- TASK GOAL: Copy out each line in the material below that has the word "ENTREE".

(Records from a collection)
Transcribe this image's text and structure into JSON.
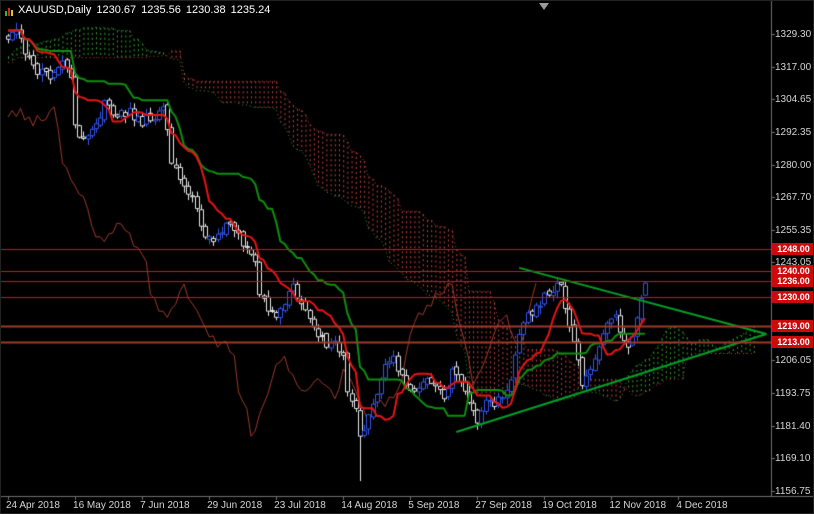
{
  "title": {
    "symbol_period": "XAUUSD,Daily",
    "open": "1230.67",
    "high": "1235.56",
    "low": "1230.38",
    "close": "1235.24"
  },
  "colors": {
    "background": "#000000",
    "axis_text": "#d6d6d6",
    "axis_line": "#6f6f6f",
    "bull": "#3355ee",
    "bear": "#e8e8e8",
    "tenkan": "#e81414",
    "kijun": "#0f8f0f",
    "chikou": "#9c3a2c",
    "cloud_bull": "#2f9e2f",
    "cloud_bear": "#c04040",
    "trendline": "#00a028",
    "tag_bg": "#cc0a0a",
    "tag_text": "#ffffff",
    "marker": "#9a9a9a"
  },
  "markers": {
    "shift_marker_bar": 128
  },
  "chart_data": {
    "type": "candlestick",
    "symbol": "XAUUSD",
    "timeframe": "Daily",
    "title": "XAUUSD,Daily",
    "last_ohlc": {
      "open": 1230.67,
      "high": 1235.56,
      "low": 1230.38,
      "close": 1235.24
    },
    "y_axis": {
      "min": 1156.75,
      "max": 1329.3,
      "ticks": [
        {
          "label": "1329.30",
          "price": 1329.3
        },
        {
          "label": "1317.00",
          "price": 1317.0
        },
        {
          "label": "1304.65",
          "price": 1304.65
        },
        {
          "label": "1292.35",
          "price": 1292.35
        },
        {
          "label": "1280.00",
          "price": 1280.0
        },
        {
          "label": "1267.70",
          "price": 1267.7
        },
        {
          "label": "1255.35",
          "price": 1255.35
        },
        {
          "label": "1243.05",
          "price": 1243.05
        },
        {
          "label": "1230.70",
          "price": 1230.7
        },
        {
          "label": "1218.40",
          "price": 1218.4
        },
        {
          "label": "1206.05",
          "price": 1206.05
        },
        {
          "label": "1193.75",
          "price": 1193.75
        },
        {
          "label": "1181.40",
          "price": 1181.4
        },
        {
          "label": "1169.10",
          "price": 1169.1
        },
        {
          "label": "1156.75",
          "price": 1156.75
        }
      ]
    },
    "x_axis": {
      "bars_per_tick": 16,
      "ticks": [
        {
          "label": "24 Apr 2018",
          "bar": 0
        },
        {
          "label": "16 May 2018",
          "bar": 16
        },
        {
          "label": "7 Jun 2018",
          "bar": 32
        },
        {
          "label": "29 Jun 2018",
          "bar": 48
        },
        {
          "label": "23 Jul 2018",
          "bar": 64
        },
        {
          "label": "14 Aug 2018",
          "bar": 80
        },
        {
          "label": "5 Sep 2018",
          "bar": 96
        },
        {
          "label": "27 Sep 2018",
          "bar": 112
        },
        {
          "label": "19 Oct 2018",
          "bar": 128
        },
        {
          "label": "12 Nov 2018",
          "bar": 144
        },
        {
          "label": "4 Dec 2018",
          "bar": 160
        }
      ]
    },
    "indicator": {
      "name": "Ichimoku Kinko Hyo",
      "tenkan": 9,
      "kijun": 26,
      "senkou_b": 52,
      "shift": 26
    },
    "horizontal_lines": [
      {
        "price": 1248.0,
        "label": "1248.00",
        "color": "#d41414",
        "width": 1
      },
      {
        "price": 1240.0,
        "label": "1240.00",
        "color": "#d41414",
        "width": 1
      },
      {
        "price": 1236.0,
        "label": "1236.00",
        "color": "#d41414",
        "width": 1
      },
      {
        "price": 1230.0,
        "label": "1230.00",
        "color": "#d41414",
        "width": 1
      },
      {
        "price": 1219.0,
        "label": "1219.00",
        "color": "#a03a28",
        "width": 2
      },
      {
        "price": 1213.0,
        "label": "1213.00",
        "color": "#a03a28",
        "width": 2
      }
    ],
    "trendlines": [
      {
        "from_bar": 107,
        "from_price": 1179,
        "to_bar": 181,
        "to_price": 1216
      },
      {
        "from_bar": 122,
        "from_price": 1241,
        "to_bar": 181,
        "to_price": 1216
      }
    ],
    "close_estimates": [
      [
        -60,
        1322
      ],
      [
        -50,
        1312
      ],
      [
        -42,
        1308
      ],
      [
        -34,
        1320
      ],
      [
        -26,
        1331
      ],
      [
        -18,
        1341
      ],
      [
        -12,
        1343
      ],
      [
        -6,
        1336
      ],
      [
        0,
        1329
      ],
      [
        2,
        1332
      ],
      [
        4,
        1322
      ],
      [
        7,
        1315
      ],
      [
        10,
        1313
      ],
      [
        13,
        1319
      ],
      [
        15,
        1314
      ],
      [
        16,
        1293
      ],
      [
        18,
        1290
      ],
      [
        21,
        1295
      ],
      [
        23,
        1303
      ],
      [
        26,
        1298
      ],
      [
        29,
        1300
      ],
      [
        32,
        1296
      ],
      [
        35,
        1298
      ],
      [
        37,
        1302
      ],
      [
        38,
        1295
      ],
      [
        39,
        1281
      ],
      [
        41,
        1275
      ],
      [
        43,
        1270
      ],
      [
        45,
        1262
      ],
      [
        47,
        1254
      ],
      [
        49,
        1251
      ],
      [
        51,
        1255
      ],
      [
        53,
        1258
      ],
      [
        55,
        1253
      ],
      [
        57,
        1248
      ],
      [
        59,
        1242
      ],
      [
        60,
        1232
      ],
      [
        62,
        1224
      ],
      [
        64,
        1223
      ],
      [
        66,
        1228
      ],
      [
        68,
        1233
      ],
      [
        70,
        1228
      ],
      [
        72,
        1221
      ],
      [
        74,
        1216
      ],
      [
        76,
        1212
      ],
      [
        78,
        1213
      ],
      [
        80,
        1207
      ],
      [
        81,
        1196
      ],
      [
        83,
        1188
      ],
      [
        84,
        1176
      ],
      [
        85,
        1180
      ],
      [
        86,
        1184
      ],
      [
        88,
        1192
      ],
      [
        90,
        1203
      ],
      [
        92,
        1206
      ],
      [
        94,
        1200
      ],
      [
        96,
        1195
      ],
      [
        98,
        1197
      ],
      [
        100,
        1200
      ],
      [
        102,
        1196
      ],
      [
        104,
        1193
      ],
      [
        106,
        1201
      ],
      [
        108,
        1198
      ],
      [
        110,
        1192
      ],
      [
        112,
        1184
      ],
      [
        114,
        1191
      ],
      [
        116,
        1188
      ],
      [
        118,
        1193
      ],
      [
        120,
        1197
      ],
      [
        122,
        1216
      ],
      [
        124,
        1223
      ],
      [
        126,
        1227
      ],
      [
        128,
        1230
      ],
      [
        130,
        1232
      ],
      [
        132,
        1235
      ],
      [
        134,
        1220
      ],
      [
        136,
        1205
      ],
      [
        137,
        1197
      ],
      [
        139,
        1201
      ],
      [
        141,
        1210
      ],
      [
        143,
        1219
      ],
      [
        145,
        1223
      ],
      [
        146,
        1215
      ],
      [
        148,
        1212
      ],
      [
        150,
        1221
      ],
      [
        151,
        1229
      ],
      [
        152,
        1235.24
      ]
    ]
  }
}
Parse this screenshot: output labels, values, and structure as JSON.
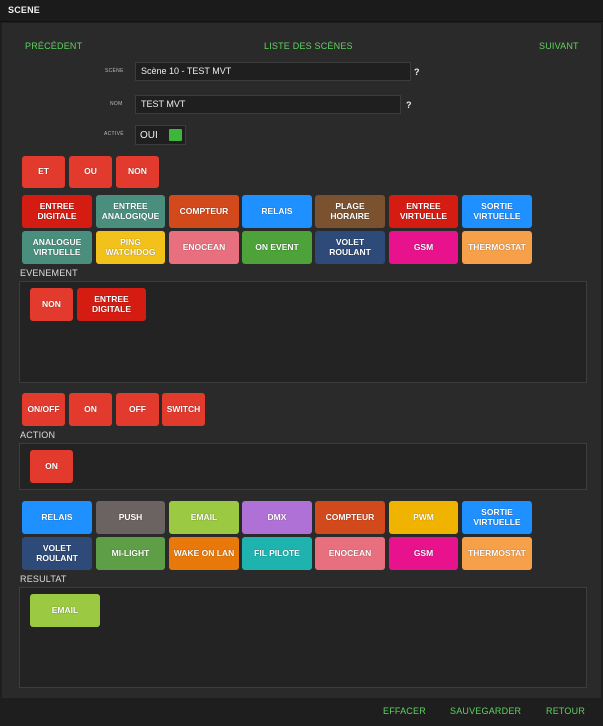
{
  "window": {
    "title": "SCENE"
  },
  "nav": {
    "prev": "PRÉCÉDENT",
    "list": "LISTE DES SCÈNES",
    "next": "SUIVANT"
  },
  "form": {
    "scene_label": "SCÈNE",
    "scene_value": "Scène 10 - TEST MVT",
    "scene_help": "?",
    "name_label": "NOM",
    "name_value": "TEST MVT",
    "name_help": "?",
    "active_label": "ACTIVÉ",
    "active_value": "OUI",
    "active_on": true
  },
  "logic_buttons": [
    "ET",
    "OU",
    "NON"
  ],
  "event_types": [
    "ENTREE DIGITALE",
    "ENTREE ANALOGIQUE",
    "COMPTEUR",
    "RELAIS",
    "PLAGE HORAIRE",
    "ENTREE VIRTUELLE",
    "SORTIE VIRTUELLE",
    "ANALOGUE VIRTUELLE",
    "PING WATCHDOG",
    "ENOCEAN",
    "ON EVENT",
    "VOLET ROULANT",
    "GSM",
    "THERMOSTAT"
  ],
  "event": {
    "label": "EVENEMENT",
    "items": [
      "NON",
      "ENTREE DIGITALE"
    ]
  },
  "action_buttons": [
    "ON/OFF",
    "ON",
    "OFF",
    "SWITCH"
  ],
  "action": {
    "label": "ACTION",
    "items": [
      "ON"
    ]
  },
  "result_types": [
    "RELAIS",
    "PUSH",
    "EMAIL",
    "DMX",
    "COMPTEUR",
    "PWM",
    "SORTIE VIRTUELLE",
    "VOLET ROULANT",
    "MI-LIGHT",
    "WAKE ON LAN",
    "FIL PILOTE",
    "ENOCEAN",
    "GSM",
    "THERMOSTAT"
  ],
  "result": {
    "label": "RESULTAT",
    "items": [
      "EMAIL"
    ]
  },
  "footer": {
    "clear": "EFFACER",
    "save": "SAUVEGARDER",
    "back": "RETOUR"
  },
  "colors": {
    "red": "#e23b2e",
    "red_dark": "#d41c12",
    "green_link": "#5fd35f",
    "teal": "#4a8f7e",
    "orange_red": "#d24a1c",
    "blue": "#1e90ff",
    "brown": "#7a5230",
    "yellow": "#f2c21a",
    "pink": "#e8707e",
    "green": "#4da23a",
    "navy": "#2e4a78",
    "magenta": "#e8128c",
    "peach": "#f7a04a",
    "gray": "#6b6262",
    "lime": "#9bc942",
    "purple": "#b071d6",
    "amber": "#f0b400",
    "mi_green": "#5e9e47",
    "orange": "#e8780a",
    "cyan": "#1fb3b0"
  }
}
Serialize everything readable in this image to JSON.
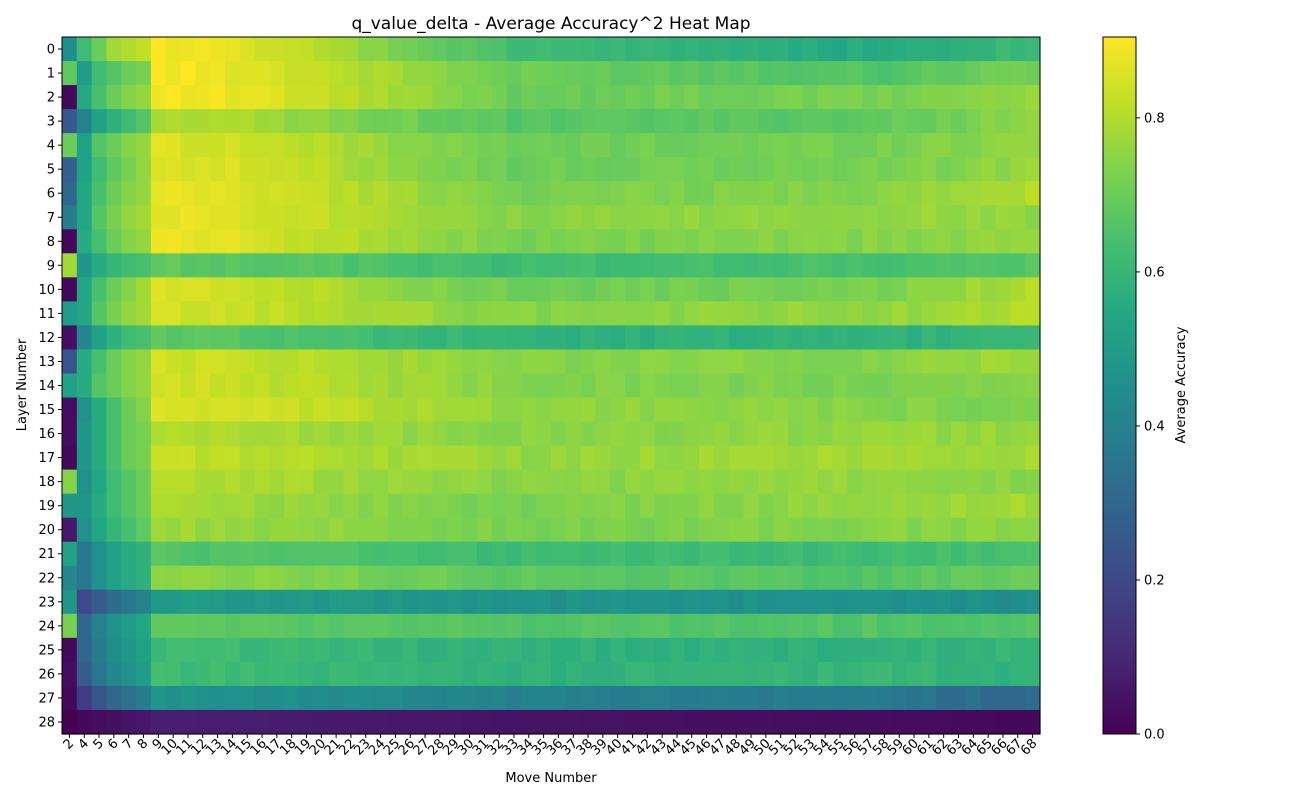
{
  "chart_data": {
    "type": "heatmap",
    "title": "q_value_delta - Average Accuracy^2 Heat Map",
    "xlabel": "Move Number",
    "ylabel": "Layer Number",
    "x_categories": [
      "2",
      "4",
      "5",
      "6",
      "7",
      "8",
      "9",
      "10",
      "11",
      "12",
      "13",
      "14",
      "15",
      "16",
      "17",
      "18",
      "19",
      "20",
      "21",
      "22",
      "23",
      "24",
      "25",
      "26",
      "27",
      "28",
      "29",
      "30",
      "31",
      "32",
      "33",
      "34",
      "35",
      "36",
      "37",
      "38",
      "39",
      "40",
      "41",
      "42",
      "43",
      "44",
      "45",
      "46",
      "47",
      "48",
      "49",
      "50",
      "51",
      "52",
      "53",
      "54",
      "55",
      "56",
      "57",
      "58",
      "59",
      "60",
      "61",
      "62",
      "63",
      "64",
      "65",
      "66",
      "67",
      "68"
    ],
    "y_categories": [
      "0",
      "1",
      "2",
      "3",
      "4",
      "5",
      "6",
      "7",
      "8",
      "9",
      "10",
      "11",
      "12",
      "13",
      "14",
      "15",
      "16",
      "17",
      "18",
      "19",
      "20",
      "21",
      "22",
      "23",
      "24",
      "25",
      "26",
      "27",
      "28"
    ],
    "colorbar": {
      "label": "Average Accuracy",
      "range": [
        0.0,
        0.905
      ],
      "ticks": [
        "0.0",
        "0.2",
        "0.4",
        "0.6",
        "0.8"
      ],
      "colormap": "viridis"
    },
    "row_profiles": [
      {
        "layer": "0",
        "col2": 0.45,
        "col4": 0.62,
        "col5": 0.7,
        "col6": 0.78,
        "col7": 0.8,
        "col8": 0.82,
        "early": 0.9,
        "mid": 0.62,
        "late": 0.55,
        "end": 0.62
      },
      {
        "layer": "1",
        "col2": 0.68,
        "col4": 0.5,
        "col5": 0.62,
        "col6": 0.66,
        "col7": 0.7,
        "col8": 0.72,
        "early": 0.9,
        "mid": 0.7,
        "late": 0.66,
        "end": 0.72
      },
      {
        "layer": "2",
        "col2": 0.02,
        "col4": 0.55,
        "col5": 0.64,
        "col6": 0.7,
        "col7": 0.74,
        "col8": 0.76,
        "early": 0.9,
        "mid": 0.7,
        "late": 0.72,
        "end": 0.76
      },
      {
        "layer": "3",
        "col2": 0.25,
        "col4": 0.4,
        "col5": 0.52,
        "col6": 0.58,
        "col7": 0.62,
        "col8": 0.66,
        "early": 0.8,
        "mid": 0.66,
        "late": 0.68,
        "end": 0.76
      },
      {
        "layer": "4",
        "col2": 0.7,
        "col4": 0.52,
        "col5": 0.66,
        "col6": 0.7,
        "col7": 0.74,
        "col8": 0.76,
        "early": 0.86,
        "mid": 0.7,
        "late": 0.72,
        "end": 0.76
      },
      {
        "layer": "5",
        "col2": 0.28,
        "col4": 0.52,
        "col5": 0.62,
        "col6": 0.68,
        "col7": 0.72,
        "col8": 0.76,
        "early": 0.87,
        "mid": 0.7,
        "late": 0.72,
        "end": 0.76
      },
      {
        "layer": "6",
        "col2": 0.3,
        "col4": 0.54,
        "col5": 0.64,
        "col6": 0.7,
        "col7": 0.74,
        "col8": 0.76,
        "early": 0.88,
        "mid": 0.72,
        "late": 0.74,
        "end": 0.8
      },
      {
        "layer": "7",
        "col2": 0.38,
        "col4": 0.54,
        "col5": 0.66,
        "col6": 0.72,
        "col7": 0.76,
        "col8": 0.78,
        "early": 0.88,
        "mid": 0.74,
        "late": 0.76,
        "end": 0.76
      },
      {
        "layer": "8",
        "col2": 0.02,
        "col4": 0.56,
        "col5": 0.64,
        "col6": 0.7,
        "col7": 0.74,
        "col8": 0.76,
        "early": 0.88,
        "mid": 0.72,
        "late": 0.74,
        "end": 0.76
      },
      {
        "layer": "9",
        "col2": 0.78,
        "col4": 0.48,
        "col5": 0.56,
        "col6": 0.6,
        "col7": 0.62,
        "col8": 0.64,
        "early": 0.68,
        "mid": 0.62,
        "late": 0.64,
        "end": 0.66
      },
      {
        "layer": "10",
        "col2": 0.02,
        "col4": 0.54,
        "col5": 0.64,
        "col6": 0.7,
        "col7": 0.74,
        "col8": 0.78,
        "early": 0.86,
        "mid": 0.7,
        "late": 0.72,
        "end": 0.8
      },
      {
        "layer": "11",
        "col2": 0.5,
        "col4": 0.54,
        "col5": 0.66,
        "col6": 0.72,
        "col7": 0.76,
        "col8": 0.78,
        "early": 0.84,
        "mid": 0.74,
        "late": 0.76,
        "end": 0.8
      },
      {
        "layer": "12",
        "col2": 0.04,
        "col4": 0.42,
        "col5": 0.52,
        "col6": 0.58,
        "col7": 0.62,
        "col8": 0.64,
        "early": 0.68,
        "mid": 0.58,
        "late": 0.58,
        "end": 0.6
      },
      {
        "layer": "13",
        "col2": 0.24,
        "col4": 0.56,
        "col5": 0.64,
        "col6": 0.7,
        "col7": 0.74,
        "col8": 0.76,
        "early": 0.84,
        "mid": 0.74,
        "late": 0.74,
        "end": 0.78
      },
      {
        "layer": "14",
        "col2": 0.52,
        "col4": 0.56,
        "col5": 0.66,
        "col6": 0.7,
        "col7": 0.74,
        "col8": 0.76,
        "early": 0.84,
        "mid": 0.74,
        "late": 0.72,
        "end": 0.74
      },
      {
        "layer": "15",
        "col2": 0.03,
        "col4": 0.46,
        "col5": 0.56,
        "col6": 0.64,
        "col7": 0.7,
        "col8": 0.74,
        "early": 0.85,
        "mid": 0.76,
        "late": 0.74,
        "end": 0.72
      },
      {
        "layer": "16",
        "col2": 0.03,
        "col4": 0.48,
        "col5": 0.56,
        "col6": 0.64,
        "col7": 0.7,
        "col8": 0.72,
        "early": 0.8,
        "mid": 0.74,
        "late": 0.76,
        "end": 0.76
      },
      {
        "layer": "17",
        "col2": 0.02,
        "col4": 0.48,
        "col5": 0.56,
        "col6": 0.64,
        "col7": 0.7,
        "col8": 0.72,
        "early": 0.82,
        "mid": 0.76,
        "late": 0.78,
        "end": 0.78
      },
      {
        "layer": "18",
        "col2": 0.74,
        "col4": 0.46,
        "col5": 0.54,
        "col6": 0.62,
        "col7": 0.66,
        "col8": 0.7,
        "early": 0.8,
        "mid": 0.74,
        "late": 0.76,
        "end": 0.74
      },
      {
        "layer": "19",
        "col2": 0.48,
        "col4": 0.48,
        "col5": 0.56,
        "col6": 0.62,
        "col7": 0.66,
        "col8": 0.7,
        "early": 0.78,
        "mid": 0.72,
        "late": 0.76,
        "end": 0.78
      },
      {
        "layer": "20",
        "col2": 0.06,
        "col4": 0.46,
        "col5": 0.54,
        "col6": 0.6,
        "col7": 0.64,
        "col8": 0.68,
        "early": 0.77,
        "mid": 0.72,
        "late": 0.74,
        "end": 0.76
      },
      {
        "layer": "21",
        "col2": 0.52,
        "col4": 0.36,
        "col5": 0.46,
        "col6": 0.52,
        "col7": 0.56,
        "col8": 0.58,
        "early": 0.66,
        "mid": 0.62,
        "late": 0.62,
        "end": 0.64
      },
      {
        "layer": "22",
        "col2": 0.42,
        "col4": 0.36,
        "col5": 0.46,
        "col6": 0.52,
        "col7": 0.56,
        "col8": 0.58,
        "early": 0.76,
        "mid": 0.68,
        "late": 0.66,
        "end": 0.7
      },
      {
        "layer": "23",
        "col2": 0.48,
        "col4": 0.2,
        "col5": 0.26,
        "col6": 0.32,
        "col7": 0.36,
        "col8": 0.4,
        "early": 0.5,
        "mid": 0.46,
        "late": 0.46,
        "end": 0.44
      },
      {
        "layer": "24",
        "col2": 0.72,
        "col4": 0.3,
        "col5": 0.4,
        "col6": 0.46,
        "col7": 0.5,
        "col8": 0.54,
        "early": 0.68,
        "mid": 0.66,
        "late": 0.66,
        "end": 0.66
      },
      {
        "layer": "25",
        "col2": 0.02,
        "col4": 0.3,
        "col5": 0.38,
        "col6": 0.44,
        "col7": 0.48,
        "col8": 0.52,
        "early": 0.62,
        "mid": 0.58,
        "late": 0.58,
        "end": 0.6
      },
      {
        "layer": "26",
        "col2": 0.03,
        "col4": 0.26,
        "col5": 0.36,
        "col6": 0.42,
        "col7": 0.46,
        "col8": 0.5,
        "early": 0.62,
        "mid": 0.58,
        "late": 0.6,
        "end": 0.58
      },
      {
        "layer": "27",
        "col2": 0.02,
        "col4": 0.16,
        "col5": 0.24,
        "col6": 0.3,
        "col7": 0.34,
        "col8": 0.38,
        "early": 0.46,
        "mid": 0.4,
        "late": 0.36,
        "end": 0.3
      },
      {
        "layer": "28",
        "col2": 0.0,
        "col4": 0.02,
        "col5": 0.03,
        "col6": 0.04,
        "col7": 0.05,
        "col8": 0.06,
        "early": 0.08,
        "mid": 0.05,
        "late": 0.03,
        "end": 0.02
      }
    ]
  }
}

- RESULT FOR THIS TASK:
    "ENTREE DIGITALE",
    "ENTREE ANALOGIQUE",
    "ENTREE VIRTUELLE",
      "ENTREE DIGITALE"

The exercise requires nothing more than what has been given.